+++ RECORD SET +++

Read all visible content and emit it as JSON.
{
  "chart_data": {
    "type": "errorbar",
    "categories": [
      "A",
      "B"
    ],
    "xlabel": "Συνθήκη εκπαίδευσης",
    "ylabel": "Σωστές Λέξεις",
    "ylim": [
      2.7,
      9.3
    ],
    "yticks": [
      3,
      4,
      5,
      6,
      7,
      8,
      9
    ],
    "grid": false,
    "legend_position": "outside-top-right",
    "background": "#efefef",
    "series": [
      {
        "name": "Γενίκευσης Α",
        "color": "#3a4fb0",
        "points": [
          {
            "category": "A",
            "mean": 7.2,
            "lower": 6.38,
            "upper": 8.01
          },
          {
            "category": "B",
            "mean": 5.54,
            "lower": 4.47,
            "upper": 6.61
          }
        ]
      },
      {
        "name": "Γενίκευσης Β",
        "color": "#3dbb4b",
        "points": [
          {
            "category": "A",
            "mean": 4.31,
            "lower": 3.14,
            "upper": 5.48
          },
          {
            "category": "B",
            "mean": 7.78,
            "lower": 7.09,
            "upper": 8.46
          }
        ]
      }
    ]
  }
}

+++

Word for word, restate all of the data shown above.

REPLY TO THE TASK =
Read all visible content and emit it as JSON.
{
  "chart_data": {
    "type": "errorbar",
    "categories": [
      "A",
      "B"
    ],
    "xlabel": "Συνθήκη εκπαίδευσης",
    "ylabel": "Σωστές Λέξεις",
    "ylim": [
      2.7,
      9.3
    ],
    "yticks": [
      3,
      4,
      5,
      6,
      7,
      8,
      9
    ],
    "grid": false,
    "legend_position": "outside-top-right",
    "background": "#efefef",
    "series": [
      {
        "name": "Γενίκευσης Α",
        "color": "#3a4fb0",
        "points": [
          {
            "category": "A",
            "mean": 7.2,
            "lower": 6.38,
            "upper": 8.01
          },
          {
            "category": "B",
            "mean": 5.54,
            "lower": 4.47,
            "upper": 6.61
          }
        ]
      },
      {
        "name": "Γενίκευσης Β",
        "color": "#3dbb4b",
        "points": [
          {
            "category": "A",
            "mean": 4.31,
            "lower": 3.14,
            "upper": 5.48
          },
          {
            "category": "B",
            "mean": 7.78,
            "lower": 7.09,
            "upper": 8.46
          }
        ]
      }
    ]
  }
}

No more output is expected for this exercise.